§ **WRITTEN TASK**
Pick out each line containing the string "dash" and copy it.

§ **GIVEN ENTRIES**
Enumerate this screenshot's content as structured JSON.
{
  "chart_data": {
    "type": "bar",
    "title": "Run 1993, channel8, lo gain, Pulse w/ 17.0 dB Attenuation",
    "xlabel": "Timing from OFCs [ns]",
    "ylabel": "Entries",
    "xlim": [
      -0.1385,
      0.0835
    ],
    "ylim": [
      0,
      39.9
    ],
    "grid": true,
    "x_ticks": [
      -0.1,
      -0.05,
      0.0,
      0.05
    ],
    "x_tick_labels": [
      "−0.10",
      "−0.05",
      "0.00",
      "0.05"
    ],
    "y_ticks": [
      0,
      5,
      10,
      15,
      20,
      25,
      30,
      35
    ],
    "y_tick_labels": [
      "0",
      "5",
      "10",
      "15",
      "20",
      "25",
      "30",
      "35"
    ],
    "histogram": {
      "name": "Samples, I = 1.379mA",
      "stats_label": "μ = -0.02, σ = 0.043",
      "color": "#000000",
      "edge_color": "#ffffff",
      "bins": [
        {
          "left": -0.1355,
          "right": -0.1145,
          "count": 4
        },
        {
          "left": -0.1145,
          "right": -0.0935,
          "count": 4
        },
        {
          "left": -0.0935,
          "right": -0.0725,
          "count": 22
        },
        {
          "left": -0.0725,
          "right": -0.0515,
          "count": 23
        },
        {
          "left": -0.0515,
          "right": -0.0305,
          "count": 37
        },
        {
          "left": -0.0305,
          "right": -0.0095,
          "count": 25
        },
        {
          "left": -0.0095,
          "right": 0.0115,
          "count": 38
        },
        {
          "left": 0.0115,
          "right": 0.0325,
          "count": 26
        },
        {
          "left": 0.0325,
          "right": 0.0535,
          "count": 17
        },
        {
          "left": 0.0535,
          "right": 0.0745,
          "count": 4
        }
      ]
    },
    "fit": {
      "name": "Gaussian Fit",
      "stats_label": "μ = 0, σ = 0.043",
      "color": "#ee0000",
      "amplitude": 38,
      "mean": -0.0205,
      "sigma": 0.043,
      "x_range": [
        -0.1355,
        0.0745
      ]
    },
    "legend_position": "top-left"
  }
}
--
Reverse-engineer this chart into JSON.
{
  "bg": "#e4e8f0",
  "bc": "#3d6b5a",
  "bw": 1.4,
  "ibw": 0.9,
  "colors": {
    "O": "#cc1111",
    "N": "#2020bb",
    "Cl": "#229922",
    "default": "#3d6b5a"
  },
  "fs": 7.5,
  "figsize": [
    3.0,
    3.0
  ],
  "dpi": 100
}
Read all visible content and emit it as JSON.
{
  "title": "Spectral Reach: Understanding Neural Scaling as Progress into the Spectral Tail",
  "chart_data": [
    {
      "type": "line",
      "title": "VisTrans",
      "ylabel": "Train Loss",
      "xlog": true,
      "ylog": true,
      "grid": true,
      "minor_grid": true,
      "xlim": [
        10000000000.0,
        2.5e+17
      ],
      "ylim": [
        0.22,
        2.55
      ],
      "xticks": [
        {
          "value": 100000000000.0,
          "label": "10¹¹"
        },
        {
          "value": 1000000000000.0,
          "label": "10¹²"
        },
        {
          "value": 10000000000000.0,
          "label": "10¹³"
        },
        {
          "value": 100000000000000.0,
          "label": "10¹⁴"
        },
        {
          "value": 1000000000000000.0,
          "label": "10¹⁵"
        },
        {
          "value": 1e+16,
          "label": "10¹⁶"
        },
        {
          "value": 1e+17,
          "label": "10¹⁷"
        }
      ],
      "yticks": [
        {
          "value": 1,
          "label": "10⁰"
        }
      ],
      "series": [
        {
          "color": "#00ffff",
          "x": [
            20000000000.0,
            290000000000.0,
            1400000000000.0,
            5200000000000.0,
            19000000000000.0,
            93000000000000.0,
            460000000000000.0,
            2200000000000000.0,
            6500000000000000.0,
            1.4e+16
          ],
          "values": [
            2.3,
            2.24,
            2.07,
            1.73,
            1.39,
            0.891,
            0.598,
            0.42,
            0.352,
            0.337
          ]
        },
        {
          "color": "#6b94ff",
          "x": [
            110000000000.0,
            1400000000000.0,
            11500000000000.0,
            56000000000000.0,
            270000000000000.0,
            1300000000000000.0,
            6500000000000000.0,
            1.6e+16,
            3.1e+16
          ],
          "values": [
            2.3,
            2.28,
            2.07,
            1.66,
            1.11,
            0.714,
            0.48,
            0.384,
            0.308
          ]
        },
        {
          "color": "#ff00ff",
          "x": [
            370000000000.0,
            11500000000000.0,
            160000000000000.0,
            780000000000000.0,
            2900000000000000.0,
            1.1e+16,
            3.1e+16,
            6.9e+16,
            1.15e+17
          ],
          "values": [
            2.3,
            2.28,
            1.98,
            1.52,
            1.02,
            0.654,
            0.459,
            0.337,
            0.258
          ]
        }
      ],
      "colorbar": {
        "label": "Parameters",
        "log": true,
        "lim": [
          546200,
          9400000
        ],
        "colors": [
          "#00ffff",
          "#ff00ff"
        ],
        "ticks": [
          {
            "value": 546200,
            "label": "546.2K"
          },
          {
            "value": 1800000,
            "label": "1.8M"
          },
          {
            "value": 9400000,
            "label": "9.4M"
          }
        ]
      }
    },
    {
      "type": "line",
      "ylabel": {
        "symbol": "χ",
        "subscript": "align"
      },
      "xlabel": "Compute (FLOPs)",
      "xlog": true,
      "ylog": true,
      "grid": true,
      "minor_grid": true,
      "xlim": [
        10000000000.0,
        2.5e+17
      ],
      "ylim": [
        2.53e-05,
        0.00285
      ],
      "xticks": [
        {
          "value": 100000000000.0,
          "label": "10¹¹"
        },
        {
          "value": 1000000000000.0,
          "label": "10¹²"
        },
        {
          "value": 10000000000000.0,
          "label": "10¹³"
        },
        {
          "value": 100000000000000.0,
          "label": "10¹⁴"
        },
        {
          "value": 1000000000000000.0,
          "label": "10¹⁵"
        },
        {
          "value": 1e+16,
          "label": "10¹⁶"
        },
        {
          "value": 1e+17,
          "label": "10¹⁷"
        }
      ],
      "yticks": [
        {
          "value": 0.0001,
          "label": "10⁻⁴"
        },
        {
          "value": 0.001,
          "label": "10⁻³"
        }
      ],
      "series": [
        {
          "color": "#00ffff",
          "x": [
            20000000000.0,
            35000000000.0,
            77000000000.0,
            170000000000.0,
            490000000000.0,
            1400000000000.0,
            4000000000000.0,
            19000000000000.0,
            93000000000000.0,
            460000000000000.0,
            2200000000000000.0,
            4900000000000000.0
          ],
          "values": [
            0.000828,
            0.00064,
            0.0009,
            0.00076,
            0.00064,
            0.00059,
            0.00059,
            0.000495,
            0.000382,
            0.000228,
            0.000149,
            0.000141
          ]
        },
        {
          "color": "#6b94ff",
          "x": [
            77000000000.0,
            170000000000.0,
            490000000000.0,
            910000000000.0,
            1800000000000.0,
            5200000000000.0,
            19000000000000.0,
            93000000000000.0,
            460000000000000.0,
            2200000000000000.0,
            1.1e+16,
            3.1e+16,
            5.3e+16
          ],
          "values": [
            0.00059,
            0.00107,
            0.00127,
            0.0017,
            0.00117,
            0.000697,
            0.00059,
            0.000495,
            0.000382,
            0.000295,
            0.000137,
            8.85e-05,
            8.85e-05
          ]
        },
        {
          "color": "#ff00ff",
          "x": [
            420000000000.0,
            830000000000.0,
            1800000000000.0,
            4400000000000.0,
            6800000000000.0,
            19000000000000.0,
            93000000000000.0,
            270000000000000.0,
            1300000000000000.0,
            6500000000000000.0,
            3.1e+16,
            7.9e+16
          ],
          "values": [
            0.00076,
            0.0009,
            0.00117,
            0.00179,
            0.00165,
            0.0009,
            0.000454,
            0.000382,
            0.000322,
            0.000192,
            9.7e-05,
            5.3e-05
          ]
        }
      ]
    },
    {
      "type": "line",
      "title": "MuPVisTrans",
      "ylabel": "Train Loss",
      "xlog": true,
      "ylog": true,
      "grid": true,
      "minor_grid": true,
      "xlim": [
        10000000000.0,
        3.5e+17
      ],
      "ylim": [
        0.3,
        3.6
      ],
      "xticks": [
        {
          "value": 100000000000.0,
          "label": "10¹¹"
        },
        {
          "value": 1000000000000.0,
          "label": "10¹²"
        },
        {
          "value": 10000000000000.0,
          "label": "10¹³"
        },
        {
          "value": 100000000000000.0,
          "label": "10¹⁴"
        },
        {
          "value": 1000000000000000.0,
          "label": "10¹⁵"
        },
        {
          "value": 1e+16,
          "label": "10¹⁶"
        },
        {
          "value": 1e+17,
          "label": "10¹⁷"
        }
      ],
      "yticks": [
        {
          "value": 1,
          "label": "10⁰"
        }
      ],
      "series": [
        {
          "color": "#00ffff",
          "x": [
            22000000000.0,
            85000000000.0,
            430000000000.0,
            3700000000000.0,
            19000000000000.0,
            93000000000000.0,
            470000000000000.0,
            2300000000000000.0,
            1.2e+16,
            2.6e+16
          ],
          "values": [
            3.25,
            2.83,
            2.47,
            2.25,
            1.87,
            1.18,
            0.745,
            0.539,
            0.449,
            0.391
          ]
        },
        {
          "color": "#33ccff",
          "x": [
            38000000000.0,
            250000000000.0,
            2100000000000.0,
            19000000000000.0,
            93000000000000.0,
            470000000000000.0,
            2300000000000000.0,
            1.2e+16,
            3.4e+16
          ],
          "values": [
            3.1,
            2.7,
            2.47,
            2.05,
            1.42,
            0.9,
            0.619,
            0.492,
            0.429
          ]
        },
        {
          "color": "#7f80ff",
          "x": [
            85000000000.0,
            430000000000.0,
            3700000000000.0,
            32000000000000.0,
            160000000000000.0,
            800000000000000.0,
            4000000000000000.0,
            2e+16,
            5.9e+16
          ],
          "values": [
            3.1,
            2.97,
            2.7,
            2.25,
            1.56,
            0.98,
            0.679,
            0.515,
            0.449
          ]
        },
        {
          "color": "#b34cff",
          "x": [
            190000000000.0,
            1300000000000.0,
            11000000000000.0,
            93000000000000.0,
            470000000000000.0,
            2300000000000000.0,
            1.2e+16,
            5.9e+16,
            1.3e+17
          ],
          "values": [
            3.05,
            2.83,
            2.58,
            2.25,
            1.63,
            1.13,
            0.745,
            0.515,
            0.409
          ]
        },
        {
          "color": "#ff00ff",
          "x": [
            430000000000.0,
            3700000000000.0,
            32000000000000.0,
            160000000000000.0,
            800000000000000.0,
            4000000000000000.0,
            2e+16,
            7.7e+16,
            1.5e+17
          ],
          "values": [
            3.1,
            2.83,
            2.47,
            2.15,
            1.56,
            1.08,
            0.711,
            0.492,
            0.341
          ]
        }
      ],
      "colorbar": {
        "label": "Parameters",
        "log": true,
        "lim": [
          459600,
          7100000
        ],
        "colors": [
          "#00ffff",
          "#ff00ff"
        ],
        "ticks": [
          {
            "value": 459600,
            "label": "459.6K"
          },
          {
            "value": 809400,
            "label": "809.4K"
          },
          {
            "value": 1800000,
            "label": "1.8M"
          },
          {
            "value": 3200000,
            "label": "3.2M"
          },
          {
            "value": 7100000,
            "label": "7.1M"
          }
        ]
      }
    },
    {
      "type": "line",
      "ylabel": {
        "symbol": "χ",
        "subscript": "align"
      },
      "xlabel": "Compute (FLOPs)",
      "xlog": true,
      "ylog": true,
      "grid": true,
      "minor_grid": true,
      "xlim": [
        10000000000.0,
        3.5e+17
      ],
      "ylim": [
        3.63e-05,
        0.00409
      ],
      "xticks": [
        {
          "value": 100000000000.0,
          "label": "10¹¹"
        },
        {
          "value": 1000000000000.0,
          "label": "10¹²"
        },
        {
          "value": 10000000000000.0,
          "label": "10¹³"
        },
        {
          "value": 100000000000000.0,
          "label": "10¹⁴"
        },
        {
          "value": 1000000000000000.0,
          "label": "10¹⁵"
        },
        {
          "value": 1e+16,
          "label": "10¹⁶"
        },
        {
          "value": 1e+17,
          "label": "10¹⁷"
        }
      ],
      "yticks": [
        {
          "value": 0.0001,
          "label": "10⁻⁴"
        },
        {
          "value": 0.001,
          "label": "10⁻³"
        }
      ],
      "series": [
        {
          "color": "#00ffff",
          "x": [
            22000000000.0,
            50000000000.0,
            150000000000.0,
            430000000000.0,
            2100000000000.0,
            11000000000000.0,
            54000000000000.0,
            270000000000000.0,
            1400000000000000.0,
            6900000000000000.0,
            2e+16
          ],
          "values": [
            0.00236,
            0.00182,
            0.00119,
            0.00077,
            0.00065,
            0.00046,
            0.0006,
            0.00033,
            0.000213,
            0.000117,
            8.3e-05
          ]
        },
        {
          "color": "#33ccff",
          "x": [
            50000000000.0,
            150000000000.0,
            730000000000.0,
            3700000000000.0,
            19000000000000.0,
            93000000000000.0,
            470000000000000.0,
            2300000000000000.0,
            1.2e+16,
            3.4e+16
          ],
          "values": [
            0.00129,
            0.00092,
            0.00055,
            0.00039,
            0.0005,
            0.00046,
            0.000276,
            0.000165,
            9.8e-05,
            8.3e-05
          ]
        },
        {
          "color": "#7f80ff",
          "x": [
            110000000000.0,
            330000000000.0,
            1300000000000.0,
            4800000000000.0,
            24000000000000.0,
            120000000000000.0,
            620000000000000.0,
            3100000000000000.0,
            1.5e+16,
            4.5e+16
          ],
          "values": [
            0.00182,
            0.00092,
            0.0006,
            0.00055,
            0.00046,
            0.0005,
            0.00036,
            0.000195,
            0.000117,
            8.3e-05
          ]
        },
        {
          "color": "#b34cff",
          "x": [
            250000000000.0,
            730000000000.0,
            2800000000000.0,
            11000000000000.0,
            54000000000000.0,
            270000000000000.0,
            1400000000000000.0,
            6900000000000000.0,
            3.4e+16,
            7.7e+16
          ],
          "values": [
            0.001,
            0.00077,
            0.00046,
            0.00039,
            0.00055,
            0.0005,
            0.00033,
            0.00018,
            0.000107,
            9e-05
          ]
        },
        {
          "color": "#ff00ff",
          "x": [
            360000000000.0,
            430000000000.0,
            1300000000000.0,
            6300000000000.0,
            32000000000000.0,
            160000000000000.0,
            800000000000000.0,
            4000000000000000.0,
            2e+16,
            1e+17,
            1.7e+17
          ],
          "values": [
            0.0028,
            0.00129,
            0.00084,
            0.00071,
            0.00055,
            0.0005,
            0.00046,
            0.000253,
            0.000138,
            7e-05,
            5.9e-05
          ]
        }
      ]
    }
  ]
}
---
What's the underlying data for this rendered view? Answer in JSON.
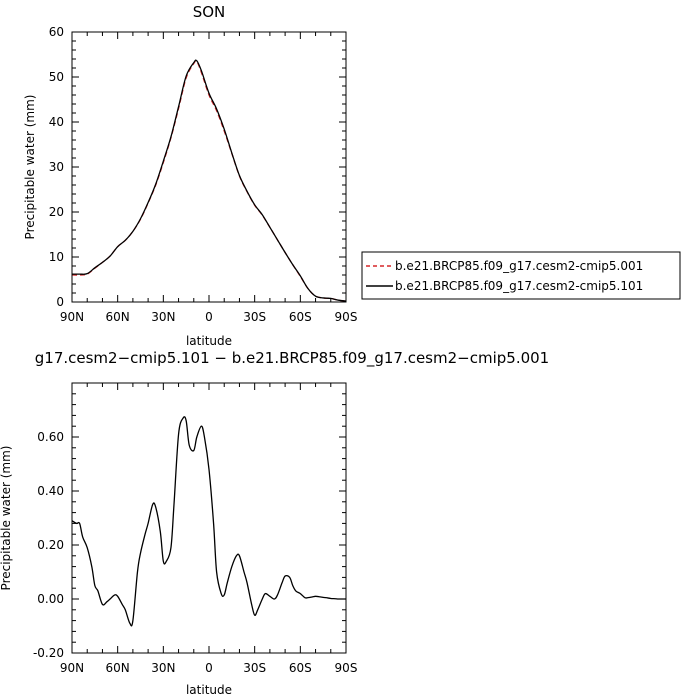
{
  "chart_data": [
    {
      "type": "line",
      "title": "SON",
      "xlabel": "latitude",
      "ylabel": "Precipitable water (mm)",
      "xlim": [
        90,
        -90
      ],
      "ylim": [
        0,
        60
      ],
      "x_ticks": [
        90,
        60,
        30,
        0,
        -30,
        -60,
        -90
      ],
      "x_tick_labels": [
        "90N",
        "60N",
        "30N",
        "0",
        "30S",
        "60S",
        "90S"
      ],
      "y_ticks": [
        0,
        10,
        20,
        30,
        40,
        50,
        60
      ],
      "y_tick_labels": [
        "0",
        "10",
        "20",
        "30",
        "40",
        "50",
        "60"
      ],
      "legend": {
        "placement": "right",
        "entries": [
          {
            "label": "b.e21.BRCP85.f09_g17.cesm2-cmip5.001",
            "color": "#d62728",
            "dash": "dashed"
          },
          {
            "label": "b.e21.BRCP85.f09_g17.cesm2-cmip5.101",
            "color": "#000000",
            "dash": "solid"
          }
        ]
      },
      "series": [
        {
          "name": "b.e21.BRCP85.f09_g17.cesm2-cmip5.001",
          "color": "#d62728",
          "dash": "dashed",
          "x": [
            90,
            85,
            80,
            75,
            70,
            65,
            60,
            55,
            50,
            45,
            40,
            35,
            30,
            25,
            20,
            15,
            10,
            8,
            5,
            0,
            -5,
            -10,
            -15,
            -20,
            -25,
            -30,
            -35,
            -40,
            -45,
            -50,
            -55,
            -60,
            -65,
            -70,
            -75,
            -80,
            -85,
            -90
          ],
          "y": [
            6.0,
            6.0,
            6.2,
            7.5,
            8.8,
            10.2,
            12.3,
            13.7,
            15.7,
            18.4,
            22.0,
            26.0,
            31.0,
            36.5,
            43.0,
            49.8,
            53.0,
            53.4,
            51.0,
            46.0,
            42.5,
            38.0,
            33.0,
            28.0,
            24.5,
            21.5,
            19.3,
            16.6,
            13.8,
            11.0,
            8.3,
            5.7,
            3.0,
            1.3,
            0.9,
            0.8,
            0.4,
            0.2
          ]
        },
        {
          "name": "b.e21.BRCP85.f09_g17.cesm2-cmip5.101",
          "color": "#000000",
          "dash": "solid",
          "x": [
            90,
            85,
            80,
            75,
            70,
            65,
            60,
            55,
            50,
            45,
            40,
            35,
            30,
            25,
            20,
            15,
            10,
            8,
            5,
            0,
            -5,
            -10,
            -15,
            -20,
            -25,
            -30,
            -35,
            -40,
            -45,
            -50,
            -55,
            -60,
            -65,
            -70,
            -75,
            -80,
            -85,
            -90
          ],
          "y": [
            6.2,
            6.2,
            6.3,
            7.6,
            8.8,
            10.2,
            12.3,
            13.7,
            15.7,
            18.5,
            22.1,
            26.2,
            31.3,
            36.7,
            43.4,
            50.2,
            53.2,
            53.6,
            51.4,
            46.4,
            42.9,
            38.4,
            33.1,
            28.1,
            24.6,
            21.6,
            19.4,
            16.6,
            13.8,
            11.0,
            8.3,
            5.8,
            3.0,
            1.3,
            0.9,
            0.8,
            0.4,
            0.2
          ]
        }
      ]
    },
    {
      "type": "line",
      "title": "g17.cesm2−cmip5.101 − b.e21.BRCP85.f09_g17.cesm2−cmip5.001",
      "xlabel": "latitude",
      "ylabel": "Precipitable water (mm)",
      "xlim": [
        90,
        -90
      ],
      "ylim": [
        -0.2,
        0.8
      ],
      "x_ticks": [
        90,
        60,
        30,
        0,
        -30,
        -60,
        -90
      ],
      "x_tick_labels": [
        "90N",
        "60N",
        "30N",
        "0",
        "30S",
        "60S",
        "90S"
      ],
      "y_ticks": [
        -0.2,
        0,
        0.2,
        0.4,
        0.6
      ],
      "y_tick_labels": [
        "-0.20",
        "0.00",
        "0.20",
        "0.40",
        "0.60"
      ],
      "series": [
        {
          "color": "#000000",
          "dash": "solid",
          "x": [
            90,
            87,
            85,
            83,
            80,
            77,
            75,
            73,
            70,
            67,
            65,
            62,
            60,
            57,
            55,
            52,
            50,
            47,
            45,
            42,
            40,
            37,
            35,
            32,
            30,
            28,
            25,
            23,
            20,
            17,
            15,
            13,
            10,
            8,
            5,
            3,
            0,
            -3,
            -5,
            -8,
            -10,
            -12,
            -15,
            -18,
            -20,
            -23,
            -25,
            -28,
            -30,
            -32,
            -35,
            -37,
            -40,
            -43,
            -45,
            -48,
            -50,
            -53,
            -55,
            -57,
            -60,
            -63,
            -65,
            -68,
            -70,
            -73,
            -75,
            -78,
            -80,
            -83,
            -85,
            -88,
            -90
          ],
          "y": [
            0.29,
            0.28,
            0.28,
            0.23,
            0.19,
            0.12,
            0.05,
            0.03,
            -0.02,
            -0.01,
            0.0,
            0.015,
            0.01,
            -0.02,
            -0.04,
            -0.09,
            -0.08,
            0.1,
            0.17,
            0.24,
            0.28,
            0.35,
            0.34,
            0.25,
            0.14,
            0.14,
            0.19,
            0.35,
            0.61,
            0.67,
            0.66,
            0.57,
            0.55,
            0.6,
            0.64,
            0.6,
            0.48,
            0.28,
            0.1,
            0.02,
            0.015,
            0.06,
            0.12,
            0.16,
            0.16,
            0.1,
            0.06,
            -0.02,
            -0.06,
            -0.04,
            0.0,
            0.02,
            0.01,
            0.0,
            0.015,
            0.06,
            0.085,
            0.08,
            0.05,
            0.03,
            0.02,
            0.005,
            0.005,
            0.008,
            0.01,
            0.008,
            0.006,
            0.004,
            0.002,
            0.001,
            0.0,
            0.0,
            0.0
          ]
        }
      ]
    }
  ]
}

§ **TASK RESULT**
            "dash": "dashed"
            "dash": "solid"
          "dash": "dashed",
          "dash": "solid",
          "dash": "solid",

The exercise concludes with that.